> **EXERCISE BRIEF**
Each of the entries should be retyped precisely as it appears.

> **RECORDS FOR THE TASK**
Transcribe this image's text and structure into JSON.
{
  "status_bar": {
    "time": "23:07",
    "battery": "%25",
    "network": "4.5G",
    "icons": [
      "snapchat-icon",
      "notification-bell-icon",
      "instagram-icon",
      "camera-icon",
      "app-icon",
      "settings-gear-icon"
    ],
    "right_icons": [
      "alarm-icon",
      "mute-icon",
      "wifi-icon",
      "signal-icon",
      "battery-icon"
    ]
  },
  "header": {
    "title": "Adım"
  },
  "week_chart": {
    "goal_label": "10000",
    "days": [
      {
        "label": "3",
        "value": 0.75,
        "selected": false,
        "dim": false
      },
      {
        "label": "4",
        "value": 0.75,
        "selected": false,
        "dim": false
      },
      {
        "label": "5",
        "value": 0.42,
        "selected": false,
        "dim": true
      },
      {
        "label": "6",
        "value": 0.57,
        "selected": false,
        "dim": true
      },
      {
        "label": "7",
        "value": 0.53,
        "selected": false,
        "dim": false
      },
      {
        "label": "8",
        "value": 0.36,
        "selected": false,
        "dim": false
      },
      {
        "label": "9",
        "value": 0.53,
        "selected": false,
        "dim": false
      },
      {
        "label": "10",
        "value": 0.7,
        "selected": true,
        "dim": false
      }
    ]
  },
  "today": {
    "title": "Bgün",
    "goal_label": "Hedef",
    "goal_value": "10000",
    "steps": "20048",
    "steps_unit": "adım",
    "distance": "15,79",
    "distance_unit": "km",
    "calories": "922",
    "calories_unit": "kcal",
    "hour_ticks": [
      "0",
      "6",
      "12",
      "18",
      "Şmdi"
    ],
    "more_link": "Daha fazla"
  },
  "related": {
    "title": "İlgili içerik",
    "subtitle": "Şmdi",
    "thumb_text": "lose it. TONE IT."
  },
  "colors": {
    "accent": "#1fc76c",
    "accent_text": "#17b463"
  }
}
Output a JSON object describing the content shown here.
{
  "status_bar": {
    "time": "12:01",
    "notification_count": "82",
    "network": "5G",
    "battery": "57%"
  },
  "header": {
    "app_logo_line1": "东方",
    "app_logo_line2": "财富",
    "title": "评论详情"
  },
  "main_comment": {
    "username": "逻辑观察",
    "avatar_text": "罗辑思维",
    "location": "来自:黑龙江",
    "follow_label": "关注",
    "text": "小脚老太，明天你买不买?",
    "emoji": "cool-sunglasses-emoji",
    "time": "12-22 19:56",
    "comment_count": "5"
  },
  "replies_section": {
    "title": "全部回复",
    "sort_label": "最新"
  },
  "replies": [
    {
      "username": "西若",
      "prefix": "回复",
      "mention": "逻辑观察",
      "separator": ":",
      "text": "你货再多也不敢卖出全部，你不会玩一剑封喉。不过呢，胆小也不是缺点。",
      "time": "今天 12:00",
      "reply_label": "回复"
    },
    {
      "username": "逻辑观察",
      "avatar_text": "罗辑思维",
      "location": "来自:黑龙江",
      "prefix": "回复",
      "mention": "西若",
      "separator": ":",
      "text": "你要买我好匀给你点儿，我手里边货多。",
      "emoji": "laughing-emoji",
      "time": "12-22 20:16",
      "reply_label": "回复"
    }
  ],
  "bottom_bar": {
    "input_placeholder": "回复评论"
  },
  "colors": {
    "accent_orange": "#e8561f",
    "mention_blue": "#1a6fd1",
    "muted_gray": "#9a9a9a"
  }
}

> **SOLUTION FOR THIS EXERCISE**
Transcribe this image's text and structure into JSON.
{
  "status_bar": {
    "time": "23:07",
    "battery": "%25",
    "network": "4.5G",
    "icons": [
      "snapchat-icon",
      "notification-bell-icon",
      "instagram-icon",
      "camera-icon",
      "app-icon",
      "settings-gear-icon"
    ],
    "right_icons": [
      "alarm-icon",
      "mute-icon",
      "wifi-icon",
      "signal-icon",
      "battery-icon"
    ]
  },
  "header": {
    "title": "Adım"
  },
  "week_chart": {
    "goal_label": "10000",
    "days": [
      {
        "label": "3",
        "value": 0.75,
        "selected": false,
        "dim": false
      },
      {
        "label": "4",
        "value": 0.75,
        "selected": false,
        "dim": false
      },
      {
        "label": "5",
        "value": 0.42,
        "selected": false,
        "dim": true
      },
      {
        "label": "6",
        "value": 0.57,
        "selected": false,
        "dim": true
      },
      {
        "label": "7",
        "value": 0.53,
        "selected": false,
        "dim": false
      },
      {
        "label": "8",
        "value": 0.36,
        "selected": false,
        "dim": false
      },
      {
        "label": "9",
        "value": 0.53,
        "selected": false,
        "dim": false
      },
      {
        "label": "10",
        "value": 0.7,
        "selected": true,
        "dim": false
      }
    ]
  },
  "today": {
    "title": "Bgün",
    "goal_label": "Hedef",
    "goal_value": "10000",
    "steps": "20048",
    "steps_unit": "adım",
    "distance": "15,79",
    "distance_unit": "km",
    "calories": "922",
    "calories_unit": "kcal",
    "hour_ticks": [
      "0",
      "6",
      "12",
      "18",
      "Şmdi"
    ],
    "more_link": "Daha fazla"
  },
  "related": {
    "title": "İlgili içerik",
    "subtitle": "Şmdi",
    "thumb_text": "lose it. TONE IT."
  },
  "colors": {
    "accent": "#1fc76c",
    "accent_text": "#17b463"
  }
}
Output a JSON object describing the content shown here.
{
  "status_bar": {
    "time": "12:01",
    "notification_count": "82",
    "network": "5G",
    "battery": "57%"
  },
  "header": {
    "app_logo_line1": "东方",
    "app_logo_line2": "财富",
    "title": "评论详情"
  },
  "main_comment": {
    "username": "逻辑观察",
    "avatar_text": "罗辑思维",
    "location": "来自:黑龙江",
    "follow_label": "关注",
    "text": "小脚老太，明天你买不买?",
    "emoji": "cool-sunglasses-emoji",
    "time": "12-22 19:56",
    "comment_count": "5"
  },
  "replies_section": {
    "title": "全部回复",
    "sort_label": "最新"
  },
  "replies": [
    {
      "username": "西若",
      "prefix": "回复",
      "mention": "逻辑观察",
      "separator": ":",
      "text": "你货再多也不敢卖出全部，你不会玩一剑封喉。不过呢，胆小也不是缺点。",
      "time": "今天 12:00",
      "reply_label": "回复"
    },
    {
      "username": "逻辑观察",
      "avatar_text": "罗辑思维",
      "location": "来自:黑龙江",
      "prefix": "回复",
      "mention": "西若",
      "separator": ":",
      "text": "你要买我好匀给你点儿，我手里边货多。",
      "emoji": "laughing-emoji",
      "time": "12-22 20:16",
      "reply_label": "回复"
    }
  ],
  "bottom_bar": {
    "input_placeholder": "回复评论"
  },
  "colors": {
    "accent_orange": "#e8561f",
    "mention_blue": "#1a6fd1",
    "muted_gray": "#9a9a9a"
  }
}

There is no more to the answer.